Passage shown START

TPG Internet sells many internet services, such as dialup, ADSL, ADSL2+, fibre and SHDSL broadband access, IPTV, VoIP solutions and virtual phone cards. TPG also include plans and bundles on the National Broadband Network (NBN).

====Unlimited broadband====
On 24 September 2010, TPG introduced a phone-line bundled unlimited plan that included unlimited, unmetered uploads and downloads and free IPTV.

====IPTV====
After a limited beta, TPG officially launched IPTV service on 12 June 2007. IPTV was available to all ADSL2+ customers on supported exchanges. It was discontinued in 2019.

===TPG Systems===
TPG Systems was an OEM of PCs, laptops and servers. This division of the company ceased trading in early 2004.

===TPG Software===
TPG Software, trading as Catsoft, makes and sells accounting software to businesses.

===TPG Boomerang TV===
TPG Boomerang TV was a subscription television service that operated using PAS 8. It was launched in February 2000.

===TPG Mobile===
TPG Mobile acted as a Mobile Virtual Network Operator (MVNO) using the Optus network from August 2008 until late 2015. In September 2015, TPG announced a switch to Vodafone Australia as its mobile service provider, moving its customers from the Optus network to the Vodafone network. Subsequently, in 2020, TPG merged with Vodafone Hutchison Australia (VHA), effectively becoming the owner of the Vodafone network in Australia.

TPG Telecom and Optus have implemented an 11-year regional network-sharing deal under a Multi-Operator Core Network (MOCN) agreement that went live in early 2025. This arrangement allows TPG to use 2,444 Optus mobile network sites across regional Australia, expanding its mobile coverage from around 400,000 square kilometers to approximately 1 million square kilometers, covering 98.4% of Australia's population. In return, Optus gains access to TPG's spectrum, enhancing its network capacity and accelerating its 5G rollout in regional areas. The deal, which received ACCC approval in September 2024, aims to increase competition in the telecommunications market and improve services for customers of both companies.

Passage shown END
Given entries START

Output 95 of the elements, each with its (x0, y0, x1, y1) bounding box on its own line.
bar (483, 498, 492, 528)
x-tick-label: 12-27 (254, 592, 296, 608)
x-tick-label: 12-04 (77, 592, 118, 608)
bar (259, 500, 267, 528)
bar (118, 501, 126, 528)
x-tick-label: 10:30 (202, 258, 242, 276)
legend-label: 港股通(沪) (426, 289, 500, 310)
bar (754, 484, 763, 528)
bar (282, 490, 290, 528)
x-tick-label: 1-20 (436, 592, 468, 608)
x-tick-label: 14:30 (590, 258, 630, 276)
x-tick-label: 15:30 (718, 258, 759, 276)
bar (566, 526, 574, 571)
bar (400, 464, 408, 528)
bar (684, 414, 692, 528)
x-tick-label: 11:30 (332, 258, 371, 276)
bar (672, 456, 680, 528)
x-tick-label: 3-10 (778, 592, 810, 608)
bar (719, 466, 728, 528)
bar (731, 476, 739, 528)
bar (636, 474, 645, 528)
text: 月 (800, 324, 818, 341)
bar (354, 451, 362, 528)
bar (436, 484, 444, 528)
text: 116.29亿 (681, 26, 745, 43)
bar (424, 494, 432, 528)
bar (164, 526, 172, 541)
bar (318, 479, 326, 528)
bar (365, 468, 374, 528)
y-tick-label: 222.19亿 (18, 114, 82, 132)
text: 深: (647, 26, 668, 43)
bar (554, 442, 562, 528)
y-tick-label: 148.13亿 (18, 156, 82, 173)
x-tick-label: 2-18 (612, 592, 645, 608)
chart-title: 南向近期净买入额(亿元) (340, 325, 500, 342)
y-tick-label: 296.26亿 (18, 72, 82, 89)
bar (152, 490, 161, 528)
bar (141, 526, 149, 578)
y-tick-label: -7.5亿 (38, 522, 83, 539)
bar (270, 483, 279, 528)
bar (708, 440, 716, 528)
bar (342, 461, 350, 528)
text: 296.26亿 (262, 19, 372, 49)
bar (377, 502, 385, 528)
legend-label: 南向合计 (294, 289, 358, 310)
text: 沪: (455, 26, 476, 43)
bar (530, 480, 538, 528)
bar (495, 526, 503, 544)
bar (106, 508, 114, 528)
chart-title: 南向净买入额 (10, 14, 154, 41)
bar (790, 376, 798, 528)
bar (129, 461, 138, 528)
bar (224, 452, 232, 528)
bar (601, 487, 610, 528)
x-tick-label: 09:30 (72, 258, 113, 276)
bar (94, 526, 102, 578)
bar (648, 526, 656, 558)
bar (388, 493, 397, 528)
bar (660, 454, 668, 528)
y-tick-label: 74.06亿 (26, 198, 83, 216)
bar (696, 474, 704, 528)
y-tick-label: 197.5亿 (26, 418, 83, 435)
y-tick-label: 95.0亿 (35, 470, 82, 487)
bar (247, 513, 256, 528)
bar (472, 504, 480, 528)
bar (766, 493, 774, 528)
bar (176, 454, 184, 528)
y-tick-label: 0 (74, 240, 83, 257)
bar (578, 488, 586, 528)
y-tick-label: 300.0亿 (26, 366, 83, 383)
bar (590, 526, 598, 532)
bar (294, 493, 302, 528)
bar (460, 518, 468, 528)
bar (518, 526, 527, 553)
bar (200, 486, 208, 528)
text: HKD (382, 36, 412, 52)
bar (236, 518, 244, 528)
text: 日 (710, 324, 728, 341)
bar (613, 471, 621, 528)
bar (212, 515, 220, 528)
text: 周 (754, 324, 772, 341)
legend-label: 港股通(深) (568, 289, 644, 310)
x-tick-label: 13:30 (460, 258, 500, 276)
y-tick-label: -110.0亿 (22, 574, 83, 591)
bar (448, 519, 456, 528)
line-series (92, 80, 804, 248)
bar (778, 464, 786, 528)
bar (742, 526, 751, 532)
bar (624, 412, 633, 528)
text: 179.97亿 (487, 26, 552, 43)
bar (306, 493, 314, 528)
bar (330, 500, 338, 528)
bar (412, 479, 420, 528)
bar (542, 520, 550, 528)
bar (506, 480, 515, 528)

Given entries END

Answer these questions from the TPG passage:
(a) On what date did TPG officially launch its IPTV service?
(b) In what year did TPG merge with Vodafone Hutchison Australia?
(c) How many Optus mobile network sites does the regional network-sharing deal allow TPG to use?
Rely only on the TPG passage when answering; the records are not needed.

## [Reply to the task]
(a) 12 June 2007
(b) 2020
(c) 2,444